* Problem description
Copy out all the lines of the data that hold the word "Mandrivary".

START Material for this exercise

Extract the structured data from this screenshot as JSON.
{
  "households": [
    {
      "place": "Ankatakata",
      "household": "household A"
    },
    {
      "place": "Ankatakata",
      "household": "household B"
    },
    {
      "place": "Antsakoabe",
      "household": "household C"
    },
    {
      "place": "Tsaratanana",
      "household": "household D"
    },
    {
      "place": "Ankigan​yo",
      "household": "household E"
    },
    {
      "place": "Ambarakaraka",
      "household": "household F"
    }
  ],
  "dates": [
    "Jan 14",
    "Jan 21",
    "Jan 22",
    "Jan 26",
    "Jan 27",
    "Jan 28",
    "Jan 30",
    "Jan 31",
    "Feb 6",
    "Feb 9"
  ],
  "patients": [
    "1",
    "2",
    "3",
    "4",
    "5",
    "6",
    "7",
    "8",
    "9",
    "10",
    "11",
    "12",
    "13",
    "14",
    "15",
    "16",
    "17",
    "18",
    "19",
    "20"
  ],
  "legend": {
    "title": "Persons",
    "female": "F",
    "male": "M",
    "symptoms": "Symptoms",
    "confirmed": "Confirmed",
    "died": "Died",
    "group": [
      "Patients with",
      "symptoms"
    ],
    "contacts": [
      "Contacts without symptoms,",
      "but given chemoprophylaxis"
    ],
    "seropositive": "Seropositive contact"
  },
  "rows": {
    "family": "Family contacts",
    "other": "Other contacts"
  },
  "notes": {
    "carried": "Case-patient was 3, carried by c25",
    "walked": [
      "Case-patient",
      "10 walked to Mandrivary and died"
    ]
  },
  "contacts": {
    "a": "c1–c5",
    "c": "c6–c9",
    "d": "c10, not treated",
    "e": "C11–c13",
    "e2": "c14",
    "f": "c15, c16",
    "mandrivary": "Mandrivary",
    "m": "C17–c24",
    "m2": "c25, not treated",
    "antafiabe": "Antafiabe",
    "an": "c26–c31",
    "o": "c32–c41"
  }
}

END Material for this exercise

* Answer for this exercise
      "10 walked to Mandrivary and died"
    "mandrivary": "Mandrivary",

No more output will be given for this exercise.